→ GOAL OF THE EXERCISE: Extract every entry word for word.

*** RECORDS PROVIDED

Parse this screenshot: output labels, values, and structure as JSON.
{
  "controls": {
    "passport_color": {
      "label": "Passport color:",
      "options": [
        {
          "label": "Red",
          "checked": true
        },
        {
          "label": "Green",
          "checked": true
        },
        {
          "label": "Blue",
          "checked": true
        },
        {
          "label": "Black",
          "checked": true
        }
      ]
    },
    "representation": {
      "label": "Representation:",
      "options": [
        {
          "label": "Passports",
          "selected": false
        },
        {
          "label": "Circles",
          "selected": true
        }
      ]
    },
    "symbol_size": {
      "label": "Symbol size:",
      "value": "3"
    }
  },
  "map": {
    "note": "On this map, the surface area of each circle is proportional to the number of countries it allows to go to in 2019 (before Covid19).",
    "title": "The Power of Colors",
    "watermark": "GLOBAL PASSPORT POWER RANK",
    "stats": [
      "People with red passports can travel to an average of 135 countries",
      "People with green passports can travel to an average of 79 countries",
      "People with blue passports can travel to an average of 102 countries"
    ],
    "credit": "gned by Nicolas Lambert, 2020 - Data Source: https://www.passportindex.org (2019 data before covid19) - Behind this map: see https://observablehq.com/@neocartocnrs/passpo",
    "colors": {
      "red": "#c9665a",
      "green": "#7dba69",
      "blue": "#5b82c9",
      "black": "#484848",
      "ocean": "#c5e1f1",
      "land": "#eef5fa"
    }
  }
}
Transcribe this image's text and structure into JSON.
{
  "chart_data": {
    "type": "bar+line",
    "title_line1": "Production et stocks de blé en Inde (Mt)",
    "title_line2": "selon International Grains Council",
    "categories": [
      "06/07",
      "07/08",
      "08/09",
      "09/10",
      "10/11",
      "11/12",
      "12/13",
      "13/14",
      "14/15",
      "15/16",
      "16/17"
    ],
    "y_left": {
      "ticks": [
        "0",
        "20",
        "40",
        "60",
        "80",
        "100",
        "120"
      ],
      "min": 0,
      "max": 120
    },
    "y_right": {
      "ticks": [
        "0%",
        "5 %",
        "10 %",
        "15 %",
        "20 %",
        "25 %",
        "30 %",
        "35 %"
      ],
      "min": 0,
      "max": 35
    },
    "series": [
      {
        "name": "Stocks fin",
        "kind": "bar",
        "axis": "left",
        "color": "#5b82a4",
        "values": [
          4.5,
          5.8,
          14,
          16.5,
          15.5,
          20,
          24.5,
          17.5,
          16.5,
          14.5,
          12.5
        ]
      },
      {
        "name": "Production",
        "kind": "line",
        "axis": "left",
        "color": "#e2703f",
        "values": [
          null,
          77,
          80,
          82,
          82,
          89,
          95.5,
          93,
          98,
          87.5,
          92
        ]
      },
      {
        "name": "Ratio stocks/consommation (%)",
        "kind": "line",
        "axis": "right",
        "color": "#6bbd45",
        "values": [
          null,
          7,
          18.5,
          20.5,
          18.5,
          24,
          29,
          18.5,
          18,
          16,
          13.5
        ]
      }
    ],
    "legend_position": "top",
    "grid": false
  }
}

******

→ EXERCISE RESULT:
Parse this screenshot: output labels, values, and structure as JSON.
{
  "controls": {
    "passport_color": {
      "label": "Passport color:",
      "options": [
        {
          "label": "Red",
          "checked": true
        },
        {
          "label": "Green",
          "checked": true
        },
        {
          "label": "Blue",
          "checked": true
        },
        {
          "label": "Black",
          "checked": true
        }
      ]
    },
    "representation": {
      "label": "Representation:",
      "options": [
        {
          "label": "Passports",
          "selected": false
        },
        {
          "label": "Circles",
          "selected": true
        }
      ]
    },
    "symbol_size": {
      "label": "Symbol size:",
      "value": "3"
    }
  },
  "map": {
    "note": "On this map, the surface area of each circle is proportional to the number of countries it allows to go to in 2019 (before Covid19).",
    "title": "The Power of Colors",
    "watermark": "GLOBAL PASSPORT POWER RANK",
    "stats": [
      "People with red passports can travel to an average of 135 countries",
      "People with green passports can travel to an average of 79 countries",
      "People with blue passports can travel to an average of 102 countries"
    ],
    "credit": "gned by Nicolas Lambert, 2020 - Data Source: https://www.passportindex.org (2019 data before covid19) - Behind this map: see https://observablehq.com/@neocartocnrs/passpo",
    "colors": {
      "red": "#c9665a",
      "green": "#7dba69",
      "blue": "#5b82c9",
      "black": "#484848",
      "ocean": "#c5e1f1",
      "land": "#eef5fa"
    }
  }
}
Transcribe this image's text and structure into JSON.
{
  "chart_data": {
    "type": "bar+line",
    "title_line1": "Production et stocks de blé en Inde (Mt)",
    "title_line2": "selon International Grains Council",
    "categories": [
      "06/07",
      "07/08",
      "08/09",
      "09/10",
      "10/11",
      "11/12",
      "12/13",
      "13/14",
      "14/15",
      "15/16",
      "16/17"
    ],
    "y_left": {
      "ticks": [
        "0",
        "20",
        "40",
        "60",
        "80",
        "100",
        "120"
      ],
      "min": 0,
      "max": 120
    },
    "y_right": {
      "ticks": [
        "0%",
        "5 %",
        "10 %",
        "15 %",
        "20 %",
        "25 %",
        "30 %",
        "35 %"
      ],
      "min": 0,
      "max": 35
    },
    "series": [
      {
        "name": "Stocks fin",
        "kind": "bar",
        "axis": "left",
        "color": "#5b82a4",
        "values": [
          4.5,
          5.8,
          14,
          16.5,
          15.5,
          20,
          24.5,
          17.5,
          16.5,
          14.5,
          12.5
        ]
      },
      {
        "name": "Production",
        "kind": "line",
        "axis": "left",
        "color": "#e2703f",
        "values": [
          null,
          77,
          80,
          82,
          82,
          89,
          95.5,
          93,
          98,
          87.5,
          92
        ]
      },
      {
        "name": "Ratio stocks/consommation (%)",
        "kind": "line",
        "axis": "right",
        "color": "#6bbd45",
        "values": [
          null,
          7,
          18.5,
          20.5,
          18.5,
          24,
          29,
          18.5,
          18,
          16,
          13.5
        ]
      }
    ],
    "legend_position": "top",
    "grid": false
  }
}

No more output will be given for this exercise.